### WORK TO COMPLETE
Copy out each line in the material below that has the word "하나님의".

# # # #

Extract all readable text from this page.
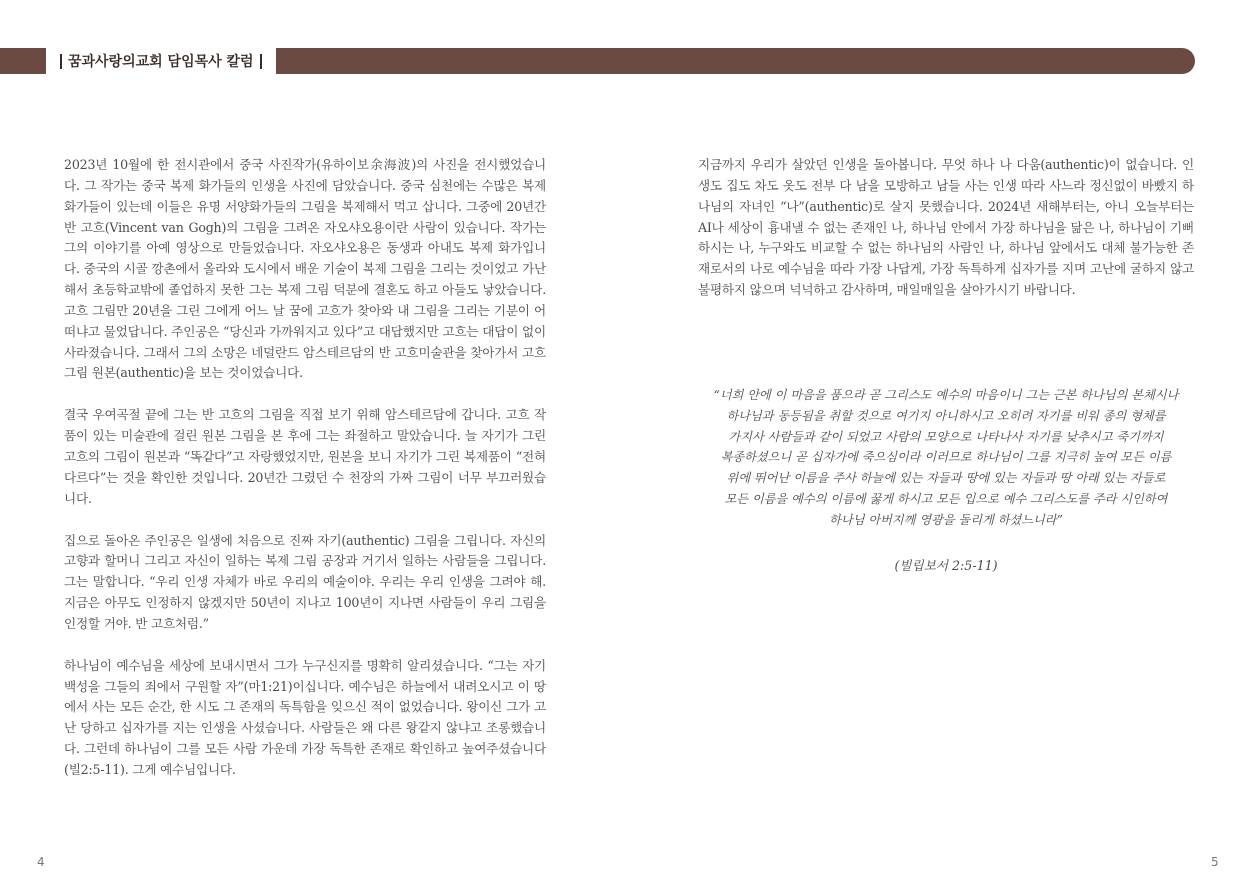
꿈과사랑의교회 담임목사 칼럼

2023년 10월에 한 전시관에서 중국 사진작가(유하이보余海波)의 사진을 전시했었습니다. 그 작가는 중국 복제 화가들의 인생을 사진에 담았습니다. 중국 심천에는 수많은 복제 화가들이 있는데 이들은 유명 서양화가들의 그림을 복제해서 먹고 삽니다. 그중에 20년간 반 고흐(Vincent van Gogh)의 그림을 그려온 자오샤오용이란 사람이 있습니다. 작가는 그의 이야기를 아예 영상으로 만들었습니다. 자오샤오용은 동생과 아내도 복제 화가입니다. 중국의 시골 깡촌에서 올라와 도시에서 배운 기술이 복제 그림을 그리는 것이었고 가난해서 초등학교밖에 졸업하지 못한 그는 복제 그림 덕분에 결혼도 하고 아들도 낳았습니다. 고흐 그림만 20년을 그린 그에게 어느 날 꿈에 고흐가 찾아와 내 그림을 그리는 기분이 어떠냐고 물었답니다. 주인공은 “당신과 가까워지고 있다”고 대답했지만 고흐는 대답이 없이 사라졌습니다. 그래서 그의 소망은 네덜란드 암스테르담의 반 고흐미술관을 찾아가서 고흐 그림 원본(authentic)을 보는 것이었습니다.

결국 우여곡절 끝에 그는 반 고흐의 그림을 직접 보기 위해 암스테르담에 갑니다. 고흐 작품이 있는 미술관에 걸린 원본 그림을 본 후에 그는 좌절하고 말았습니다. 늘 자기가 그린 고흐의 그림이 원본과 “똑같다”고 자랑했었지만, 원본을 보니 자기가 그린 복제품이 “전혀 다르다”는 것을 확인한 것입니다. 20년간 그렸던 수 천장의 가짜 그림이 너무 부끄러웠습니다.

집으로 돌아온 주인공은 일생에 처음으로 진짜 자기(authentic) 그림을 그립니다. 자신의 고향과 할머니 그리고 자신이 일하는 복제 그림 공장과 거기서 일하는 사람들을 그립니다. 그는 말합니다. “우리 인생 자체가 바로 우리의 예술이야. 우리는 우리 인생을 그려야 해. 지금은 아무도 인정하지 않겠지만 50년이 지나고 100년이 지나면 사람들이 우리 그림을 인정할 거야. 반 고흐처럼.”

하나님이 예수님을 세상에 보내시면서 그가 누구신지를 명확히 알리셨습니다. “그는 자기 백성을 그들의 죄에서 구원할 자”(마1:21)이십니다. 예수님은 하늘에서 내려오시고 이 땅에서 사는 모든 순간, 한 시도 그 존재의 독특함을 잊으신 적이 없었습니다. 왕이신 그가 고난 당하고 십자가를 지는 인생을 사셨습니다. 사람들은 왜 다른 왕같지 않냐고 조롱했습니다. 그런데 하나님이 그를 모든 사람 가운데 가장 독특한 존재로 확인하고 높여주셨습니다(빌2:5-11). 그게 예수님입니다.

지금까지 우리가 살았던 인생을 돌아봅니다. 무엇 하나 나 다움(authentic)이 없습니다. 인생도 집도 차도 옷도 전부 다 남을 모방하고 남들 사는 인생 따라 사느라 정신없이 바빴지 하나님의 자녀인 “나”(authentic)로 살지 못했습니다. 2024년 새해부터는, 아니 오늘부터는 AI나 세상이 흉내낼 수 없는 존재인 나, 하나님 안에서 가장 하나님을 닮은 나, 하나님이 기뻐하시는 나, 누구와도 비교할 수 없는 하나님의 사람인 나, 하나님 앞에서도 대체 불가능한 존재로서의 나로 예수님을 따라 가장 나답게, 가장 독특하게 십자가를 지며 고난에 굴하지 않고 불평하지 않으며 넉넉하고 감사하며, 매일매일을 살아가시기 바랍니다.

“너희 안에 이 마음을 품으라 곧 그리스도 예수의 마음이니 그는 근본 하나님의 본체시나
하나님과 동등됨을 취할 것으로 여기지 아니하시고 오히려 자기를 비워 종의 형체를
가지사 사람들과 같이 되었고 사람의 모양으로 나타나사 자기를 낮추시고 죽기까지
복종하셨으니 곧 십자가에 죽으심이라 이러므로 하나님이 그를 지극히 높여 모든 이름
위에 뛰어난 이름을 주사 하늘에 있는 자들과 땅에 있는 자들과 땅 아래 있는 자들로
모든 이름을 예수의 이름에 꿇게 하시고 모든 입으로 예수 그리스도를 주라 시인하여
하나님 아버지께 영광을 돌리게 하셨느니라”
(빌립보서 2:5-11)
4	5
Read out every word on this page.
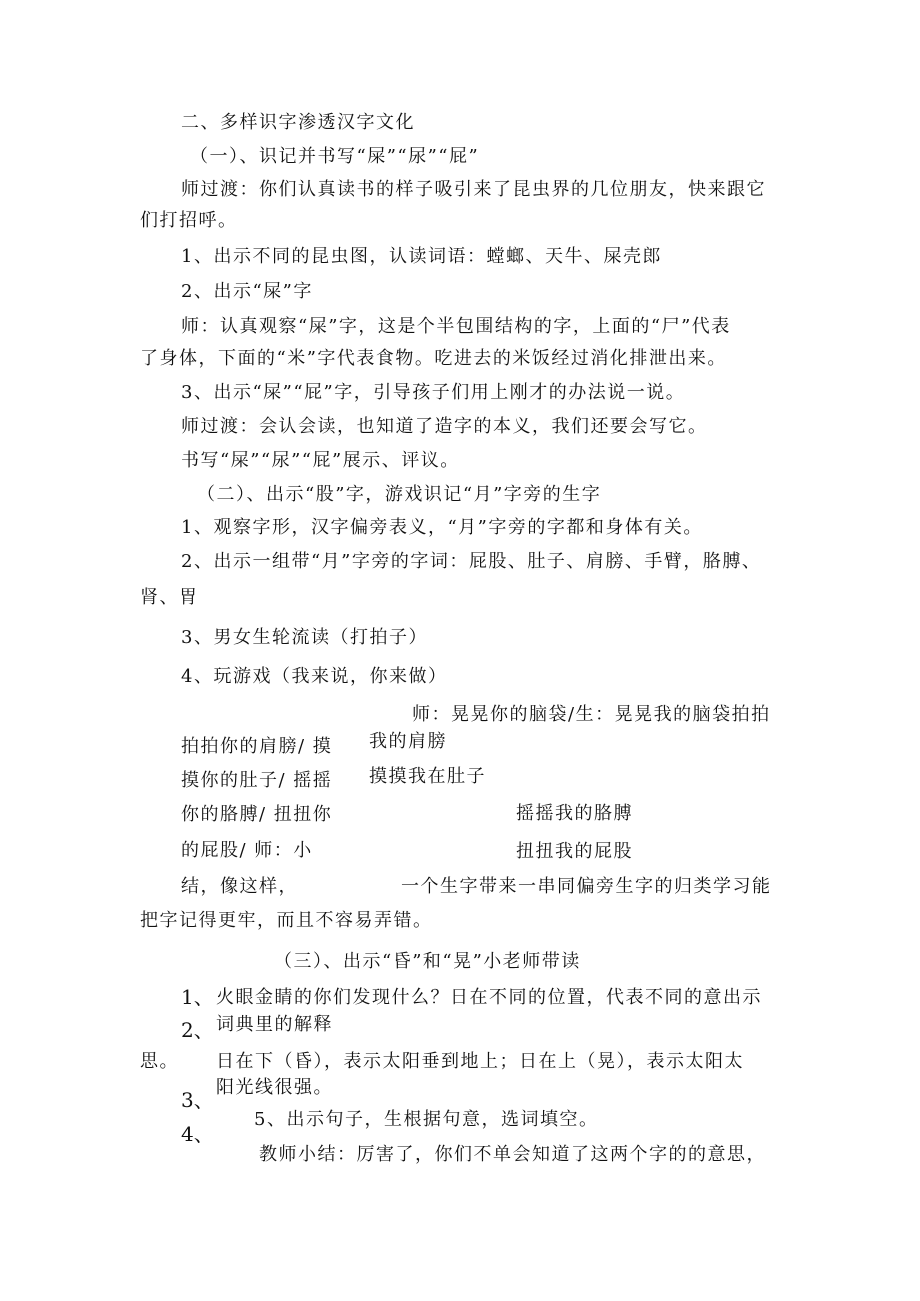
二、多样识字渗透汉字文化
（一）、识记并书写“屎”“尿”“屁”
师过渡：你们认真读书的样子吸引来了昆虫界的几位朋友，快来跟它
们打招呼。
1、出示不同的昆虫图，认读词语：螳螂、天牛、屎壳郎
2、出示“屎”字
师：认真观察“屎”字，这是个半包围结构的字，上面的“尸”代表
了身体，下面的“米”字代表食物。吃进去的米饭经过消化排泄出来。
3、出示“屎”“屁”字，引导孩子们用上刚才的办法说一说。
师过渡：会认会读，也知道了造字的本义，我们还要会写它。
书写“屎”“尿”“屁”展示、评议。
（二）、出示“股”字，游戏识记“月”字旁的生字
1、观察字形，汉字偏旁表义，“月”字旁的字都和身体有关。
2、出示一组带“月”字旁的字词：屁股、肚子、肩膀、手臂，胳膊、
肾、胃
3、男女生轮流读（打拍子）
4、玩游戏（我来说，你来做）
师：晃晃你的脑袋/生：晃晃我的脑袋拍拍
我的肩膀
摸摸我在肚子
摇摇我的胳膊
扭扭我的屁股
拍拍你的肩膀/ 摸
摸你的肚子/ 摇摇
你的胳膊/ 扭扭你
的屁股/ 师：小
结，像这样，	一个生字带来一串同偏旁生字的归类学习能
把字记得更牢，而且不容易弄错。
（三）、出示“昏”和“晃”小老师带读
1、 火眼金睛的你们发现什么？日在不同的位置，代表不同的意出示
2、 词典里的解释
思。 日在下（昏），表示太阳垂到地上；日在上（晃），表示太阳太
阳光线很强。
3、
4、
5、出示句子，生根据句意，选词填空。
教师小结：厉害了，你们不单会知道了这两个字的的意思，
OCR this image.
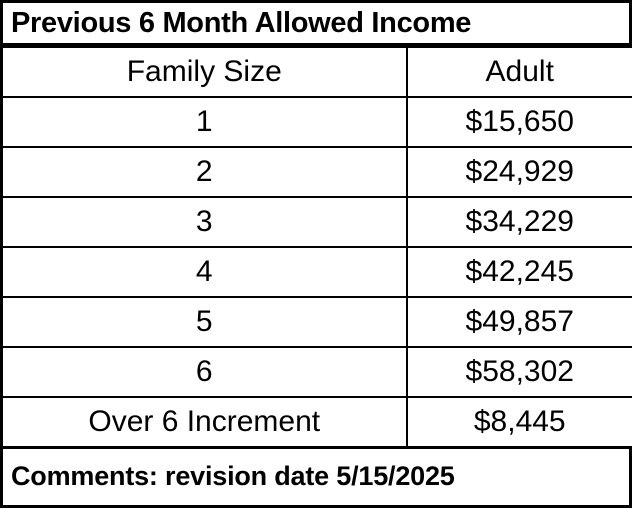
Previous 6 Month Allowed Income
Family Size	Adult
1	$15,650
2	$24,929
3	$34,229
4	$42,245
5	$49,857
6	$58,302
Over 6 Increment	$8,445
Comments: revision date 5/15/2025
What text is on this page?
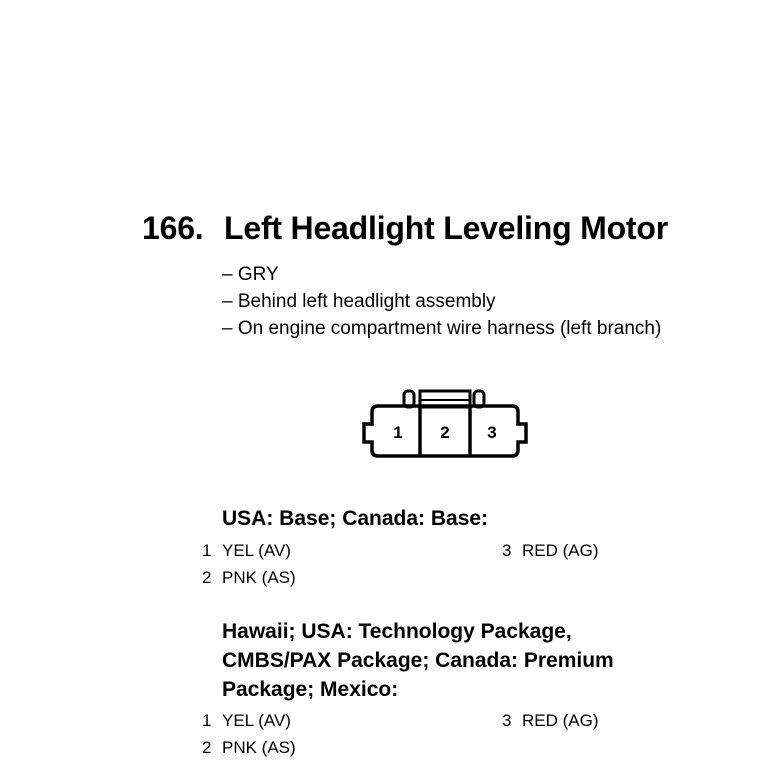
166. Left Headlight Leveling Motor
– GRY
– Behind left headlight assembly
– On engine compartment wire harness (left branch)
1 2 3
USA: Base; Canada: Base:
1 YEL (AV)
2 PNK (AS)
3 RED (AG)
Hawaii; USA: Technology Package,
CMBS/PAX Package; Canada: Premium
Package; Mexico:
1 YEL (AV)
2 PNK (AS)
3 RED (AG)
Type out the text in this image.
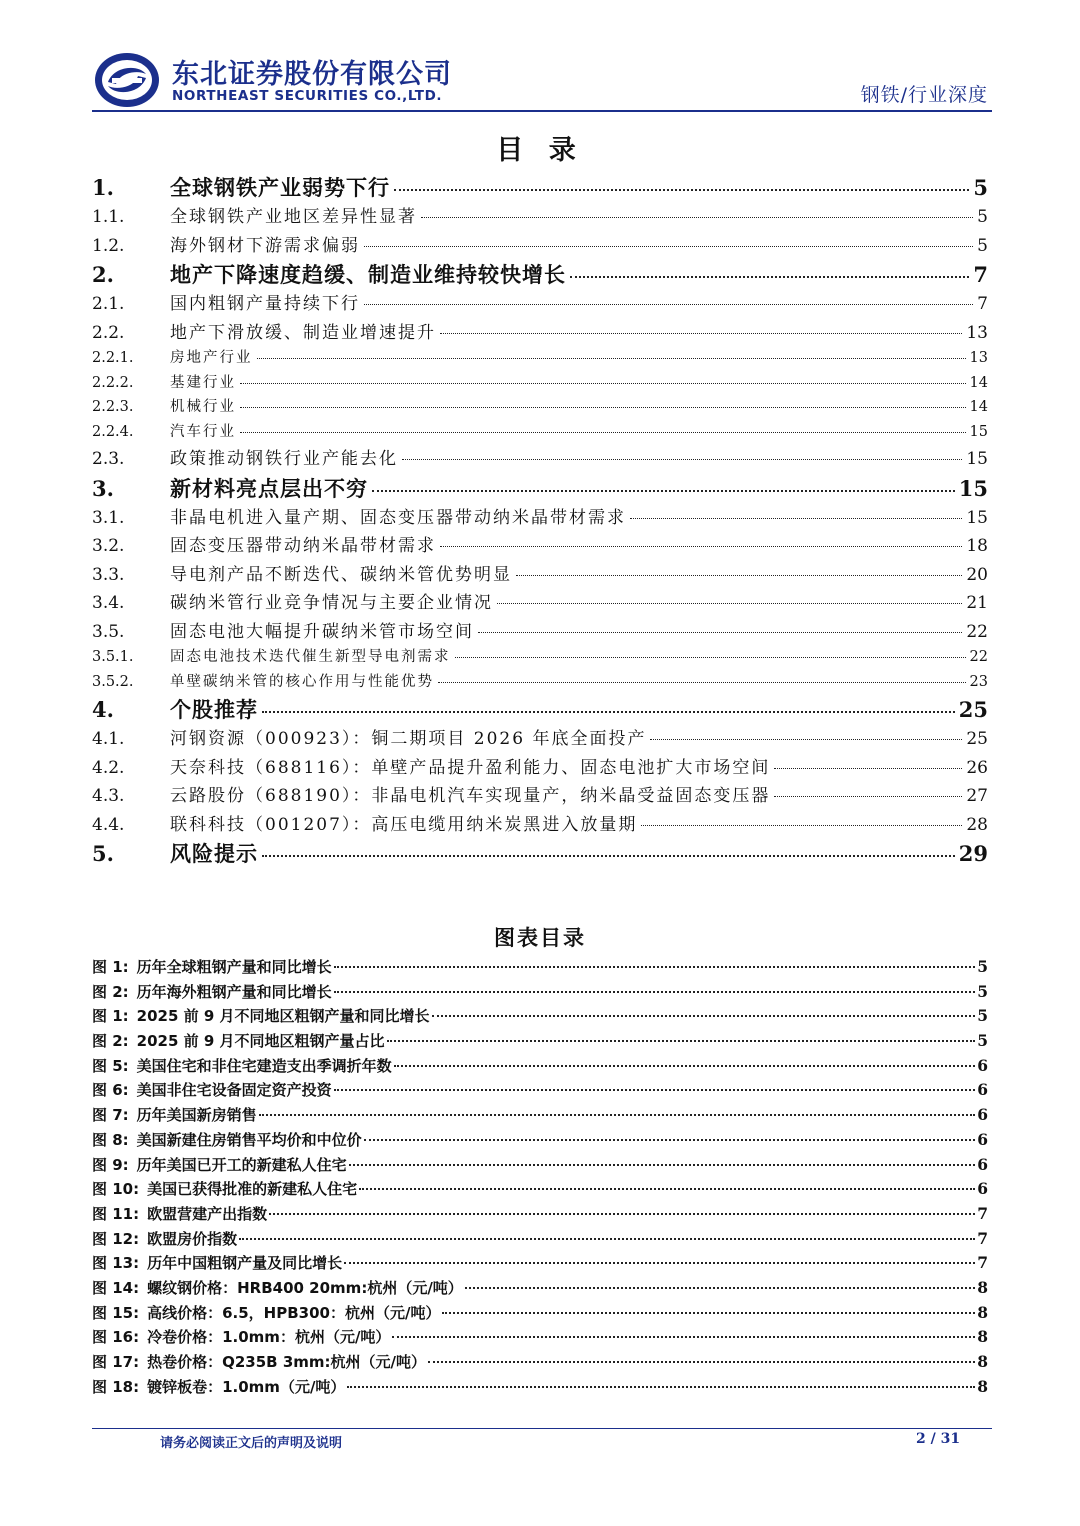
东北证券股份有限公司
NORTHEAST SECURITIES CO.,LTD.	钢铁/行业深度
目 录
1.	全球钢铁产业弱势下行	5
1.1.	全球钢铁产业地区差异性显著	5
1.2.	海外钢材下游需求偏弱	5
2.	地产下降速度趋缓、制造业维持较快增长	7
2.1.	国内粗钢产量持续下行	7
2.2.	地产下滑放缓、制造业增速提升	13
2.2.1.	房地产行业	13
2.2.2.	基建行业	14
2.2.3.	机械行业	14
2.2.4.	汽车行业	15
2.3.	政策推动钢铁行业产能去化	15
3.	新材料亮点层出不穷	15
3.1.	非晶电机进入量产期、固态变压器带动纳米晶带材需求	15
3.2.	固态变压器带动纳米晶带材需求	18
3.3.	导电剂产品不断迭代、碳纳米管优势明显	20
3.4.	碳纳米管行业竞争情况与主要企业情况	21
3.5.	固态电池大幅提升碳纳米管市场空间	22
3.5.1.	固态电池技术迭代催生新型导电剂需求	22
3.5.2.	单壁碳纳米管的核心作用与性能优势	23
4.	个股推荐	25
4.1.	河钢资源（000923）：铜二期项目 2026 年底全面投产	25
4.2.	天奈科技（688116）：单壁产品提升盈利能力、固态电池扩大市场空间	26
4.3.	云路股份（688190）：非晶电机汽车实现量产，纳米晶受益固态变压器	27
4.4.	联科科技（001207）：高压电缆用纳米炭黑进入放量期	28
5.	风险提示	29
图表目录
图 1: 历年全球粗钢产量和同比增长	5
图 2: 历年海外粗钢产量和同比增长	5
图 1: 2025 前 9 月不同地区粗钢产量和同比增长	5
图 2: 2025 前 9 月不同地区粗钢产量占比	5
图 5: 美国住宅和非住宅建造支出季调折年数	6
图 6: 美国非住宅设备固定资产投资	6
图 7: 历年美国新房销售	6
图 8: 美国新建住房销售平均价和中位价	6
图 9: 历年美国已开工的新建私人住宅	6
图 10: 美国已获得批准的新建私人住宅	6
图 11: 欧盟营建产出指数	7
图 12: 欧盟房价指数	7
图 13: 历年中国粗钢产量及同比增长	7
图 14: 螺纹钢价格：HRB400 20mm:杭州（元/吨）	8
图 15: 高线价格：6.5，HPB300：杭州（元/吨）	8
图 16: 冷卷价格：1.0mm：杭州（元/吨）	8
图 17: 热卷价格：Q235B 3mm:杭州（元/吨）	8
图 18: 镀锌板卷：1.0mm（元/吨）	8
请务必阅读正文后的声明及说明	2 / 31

# # # #

### SOLUTION TO THE EXERCISE
지금까지 우리가 살았던 인생을 돌아봅니다. 무엇 하나 나 다움(authentic)이 없습니다. 인생도 집도 차도 옷도 전부 다 남을 모방하고 남들 사는 인생 따라 사느라 정신없이 바빴지 하나님의 자녀인 “나”(authentic)로 살지 못했습니다. 2024년 새해부터는, 아니 오늘부터는 AI나 세상이 흉내낼 수 없는 존재인 나, 하나님 안에서 가장 하나님을 닮은 나, 하나님이 기뻐하시는 나, 누구와도 비교할 수 없는 하나님의 사람인 나, 하나님 앞에서도 대체 불가능한 존재로서의 나로 예수님을 따라 가장 나답게, 가장 독특하게 십자가를 지며 고난에 굴하지 않고 불평하지 않으며 넉넉하고 감사하며, 매일매일을 살아가시기 바랍니다.
“너희 안에 이 마음을 품으라 곧 그리스도 예수의 마음이니 그는 근본 하나님의 본체시나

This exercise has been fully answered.